*Task requirements:*
Tally the lines containing the word "尊敬的领导", and report the tally alone.

*Record set:*
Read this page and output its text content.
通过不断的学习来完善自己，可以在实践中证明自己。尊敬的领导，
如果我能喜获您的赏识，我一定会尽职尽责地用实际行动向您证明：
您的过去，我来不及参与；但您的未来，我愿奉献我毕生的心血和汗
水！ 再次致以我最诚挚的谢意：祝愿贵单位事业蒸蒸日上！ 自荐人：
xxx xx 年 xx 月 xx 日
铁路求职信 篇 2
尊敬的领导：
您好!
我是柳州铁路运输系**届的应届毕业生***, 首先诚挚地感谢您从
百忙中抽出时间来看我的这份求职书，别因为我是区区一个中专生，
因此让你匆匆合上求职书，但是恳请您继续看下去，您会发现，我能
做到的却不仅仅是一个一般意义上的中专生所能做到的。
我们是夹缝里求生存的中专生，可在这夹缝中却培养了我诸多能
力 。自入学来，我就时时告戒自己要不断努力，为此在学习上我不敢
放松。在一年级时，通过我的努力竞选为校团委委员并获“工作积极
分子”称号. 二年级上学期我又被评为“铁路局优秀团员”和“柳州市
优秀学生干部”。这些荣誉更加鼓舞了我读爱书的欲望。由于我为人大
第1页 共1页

*Solution for this task:*
2